| Task statement |
All of the records below need to be copied exactly.

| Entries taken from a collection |
* BEGIN *

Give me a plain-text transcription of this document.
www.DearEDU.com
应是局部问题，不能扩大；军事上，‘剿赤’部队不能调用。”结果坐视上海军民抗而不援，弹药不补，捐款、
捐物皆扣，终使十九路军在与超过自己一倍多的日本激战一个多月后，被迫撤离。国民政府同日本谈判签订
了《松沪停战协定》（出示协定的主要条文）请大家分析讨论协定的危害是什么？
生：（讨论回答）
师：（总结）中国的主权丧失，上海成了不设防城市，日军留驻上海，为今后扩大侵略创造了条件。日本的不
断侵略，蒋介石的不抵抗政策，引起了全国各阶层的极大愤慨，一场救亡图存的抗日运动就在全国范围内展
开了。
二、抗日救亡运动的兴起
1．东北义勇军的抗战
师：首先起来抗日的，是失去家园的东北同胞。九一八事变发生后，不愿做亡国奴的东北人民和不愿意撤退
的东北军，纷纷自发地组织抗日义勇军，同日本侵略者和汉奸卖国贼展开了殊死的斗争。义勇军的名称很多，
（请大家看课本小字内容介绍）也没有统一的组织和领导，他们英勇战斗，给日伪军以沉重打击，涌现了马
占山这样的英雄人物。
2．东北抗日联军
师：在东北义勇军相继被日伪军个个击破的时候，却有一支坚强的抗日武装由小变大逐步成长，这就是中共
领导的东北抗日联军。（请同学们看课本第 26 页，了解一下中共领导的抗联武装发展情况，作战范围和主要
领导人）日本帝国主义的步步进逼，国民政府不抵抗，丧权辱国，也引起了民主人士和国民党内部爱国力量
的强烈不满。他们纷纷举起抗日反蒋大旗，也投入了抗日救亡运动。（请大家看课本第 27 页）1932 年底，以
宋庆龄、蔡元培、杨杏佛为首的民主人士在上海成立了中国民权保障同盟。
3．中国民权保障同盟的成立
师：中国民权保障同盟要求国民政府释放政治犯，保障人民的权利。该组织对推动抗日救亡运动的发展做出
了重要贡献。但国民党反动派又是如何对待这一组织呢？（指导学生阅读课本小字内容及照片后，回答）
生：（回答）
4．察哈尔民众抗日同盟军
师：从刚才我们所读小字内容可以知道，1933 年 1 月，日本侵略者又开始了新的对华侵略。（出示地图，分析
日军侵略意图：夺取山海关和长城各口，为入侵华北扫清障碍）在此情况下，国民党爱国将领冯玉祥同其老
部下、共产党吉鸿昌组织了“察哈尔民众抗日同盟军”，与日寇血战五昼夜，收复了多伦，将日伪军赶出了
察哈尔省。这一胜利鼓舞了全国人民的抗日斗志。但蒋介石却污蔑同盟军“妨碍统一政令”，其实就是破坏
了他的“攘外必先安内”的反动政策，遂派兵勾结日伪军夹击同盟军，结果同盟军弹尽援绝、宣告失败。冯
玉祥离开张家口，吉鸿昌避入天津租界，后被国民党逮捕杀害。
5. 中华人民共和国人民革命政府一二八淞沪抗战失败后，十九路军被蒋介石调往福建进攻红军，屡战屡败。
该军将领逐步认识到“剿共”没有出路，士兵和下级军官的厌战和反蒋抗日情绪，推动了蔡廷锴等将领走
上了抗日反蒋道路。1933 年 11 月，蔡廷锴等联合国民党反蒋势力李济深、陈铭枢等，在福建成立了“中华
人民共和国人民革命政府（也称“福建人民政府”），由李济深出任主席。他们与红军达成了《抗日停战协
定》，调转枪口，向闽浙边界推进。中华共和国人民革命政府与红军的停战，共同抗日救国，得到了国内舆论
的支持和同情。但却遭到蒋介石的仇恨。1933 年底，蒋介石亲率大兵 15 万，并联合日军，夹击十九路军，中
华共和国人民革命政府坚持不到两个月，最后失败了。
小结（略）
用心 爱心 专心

* END *

| Written answer |
Give me a plain-text transcription of this document.
www.DearEDU.com
应是局部问题，不能扩大；军事上，‘剿赤’部队不能调用。”结果坐视上海军民抗而不援，弹药不补，捐款、
捐物皆扣，终使十九路军在与超过自己一倍多的日本激战一个多月后，被迫撤离。国民政府同日本谈判签订
了《松沪停战协定》（出示协定的主要条文）请大家分析讨论协定的危害是什么？
生：（讨论回答）
师：（总结）中国的主权丧失，上海成了不设防城市，日军留驻上海，为今后扩大侵略创造了条件。日本的不
断侵略，蒋介石的不抵抗政策，引起了全国各阶层的极大愤慨，一场救亡图存的抗日运动就在全国范围内展
开了。
二、抗日救亡运动的兴起
1．东北义勇军的抗战
师：首先起来抗日的，是失去家园的东北同胞。九一八事变发生后，不愿做亡国奴的东北人民和不愿意撤退
的东北军，纷纷自发地组织抗日义勇军，同日本侵略者和汉奸卖国贼展开了殊死的斗争。义勇军的名称很多，
（请大家看课本小字内容介绍）也没有统一的组织和领导，他们英勇战斗，给日伪军以沉重打击，涌现了马
占山这样的英雄人物。
2．东北抗日联军
师：在东北义勇军相继被日伪军个个击破的时候，却有一支坚强的抗日武装由小变大逐步成长，这就是中共
领导的东北抗日联军。（请同学们看课本第 26 页，了解一下中共领导的抗联武装发展情况，作战范围和主要
领导人）日本帝国主义的步步进逼，国民政府不抵抗，丧权辱国，也引起了民主人士和国民党内部爱国力量
的强烈不满。他们纷纷举起抗日反蒋大旗，也投入了抗日救亡运动。（请大家看课本第 27 页）1932 年底，以
宋庆龄、蔡元培、杨杏佛为首的民主人士在上海成立了中国民权保障同盟。
3．中国民权保障同盟的成立
师：中国民权保障同盟要求国民政府释放政治犯，保障人民的权利。该组织对推动抗日救亡运动的发展做出
了重要贡献。但国民党反动派又是如何对待这一组织呢？（指导学生阅读课本小字内容及照片后，回答）
生：（回答）
4．察哈尔民众抗日同盟军
师：从刚才我们所读小字内容可以知道，1933 年 1 月，日本侵略者又开始了新的对华侵略。（出示地图，分析
日军侵略意图：夺取山海关和长城各口，为入侵华北扫清障碍）在此情况下，国民党爱国将领冯玉祥同其老
部下、共产党吉鸿昌组织了“察哈尔民众抗日同盟军”，与日寇血战五昼夜，收复了多伦，将日伪军赶出了
察哈尔省。这一胜利鼓舞了全国人民的抗日斗志。但蒋介石却污蔑同盟军“妨碍统一政令”，其实就是破坏
了他的“攘外必先安内”的反动政策，遂派兵勾结日伪军夹击同盟军，结果同盟军弹尽援绝、宣告失败。冯
玉祥离开张家口，吉鸿昌避入天津租界，后被国民党逮捕杀害。
5. 中华人民共和国人民革命政府一二八淞沪抗战失败后，十九路军被蒋介石调往福建进攻红军，屡战屡败。
该军将领逐步认识到“剿共”没有出路，士兵和下级军官的厌战和反蒋抗日情绪，推动了蔡廷锴等将领走
上了抗日反蒋道路。1933 年 11 月，蔡廷锴等联合国民党反蒋势力李济深、陈铭枢等，在福建成立了“中华
人民共和国人民革命政府（也称“福建人民政府”），由李济深出任主席。他们与红军达成了《抗日停战协
定》，调转枪口，向闽浙边界推进。中华共和国人民革命政府与红军的停战，共同抗日救国，得到了国内舆论
的支持和同情。但却遭到蒋介石的仇恨。1933 年底，蒋介石亲率大兵 15 万，并联合日军，夹击十九路军，中
华共和国人民革命政府坚持不到两个月，最后失败了。
小结（略）
用心 爱心 专心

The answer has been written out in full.